**Passage provided**.

◇ ◇ ◇

I need some help with studio lighting. I am taking photographs of a friend's sculpture - various pieces of work. Anything from carved plastic, wood, stone and molded clay. I have been having issues with lighting the photographs just right.

I am using a Canon 30D with EF 100mm macro lens for the smaller stuff and my EF-S 17-55mm for the regular size stuff. Generally I've been shooting at ISO 125, f/7.1-9.0 @ 30 or 50. I am borrowing a lighting kit from where I work. It is really for video lighting but until I can afford some strobes, this is what I have to work with. I am using Lowel Omni lights, 1000 watts total. The pictures come out a bit underexposed and I have to raise the exposure in camera raw and do some tweaking with curves and levels to get them just right. I'd like to eliminate as much post-processing work as possible. Raising the ISO helps but adds noise. We are creating poster size prints of some of the photographs - 20x30 and 24x36 and I need images to be sharp and in focus without added noise.

◇ ◇ ◇

**Provided data**.
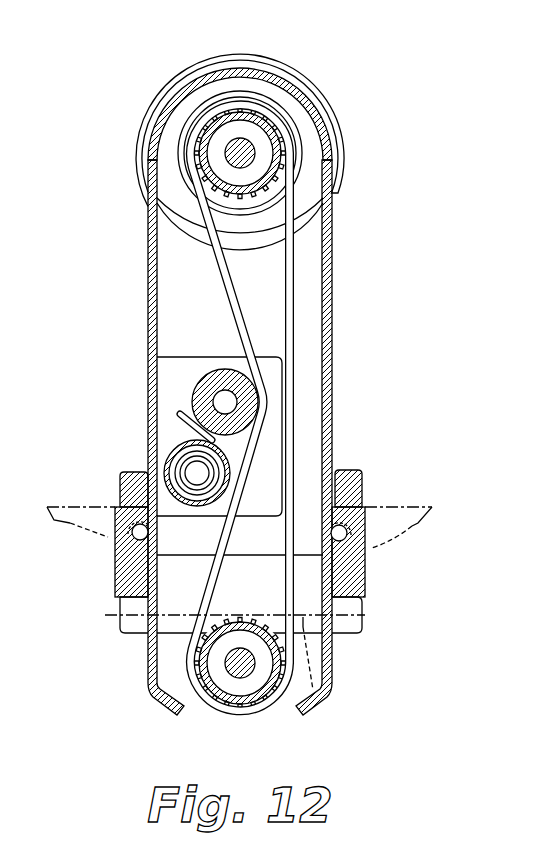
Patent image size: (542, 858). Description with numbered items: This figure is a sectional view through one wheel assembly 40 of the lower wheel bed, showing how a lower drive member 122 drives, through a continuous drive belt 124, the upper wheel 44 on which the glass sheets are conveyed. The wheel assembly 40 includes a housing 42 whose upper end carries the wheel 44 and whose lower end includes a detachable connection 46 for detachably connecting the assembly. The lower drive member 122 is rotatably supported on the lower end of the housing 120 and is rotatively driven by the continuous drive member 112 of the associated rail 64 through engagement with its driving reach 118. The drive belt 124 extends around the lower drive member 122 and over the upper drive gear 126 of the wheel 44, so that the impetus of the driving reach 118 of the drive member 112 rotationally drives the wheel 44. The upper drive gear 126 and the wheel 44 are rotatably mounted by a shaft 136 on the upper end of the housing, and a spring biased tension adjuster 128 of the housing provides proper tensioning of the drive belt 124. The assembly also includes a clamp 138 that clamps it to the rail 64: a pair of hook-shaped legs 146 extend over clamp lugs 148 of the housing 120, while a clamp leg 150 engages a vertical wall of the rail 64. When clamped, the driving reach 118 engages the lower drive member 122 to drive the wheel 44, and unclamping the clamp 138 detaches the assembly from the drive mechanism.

◇ ◇ ◇

**Task instructions**.
1. List the sculpture materials named in the studio lighting post.
2. Print the section of the studio lighting post that begins at the words "I am using a" and ends after the words "without added noise.".
3. In the studio lighting post, how many watts do the Lowel Omni lights provide in total?
The lines have no connection to the studio lighting post.

**Task solutions**.
1. carved plastic, wood, stone, molded clay

2.
I am using a Canon 30D with EF 100mm macro lens for the smaller stuff and my EF-S 17-55mm for the regular size stuff. Generally I've been shooting at ISO 125, f/7.1-9.0 @ 30 or 50. I am borrowing a lighting kit from where I work. It is really for video lighting but until I can afford some strobes, this is what I have to work with. I am using Lowel Omni lights, 1000 watts total. The pictures come out a bit underexposed and I have to raise the exposure in camera raw and do some tweaking with curves and levels to get them just right. I'd like to eliminate as much post-processing work as possible. Raising the ISO helps but adds noise. We are creating poster size prints of some of the photographs - 20x30 and 24x36 and I need images to be sharp and in focus without added noise.

3. 1000 watts.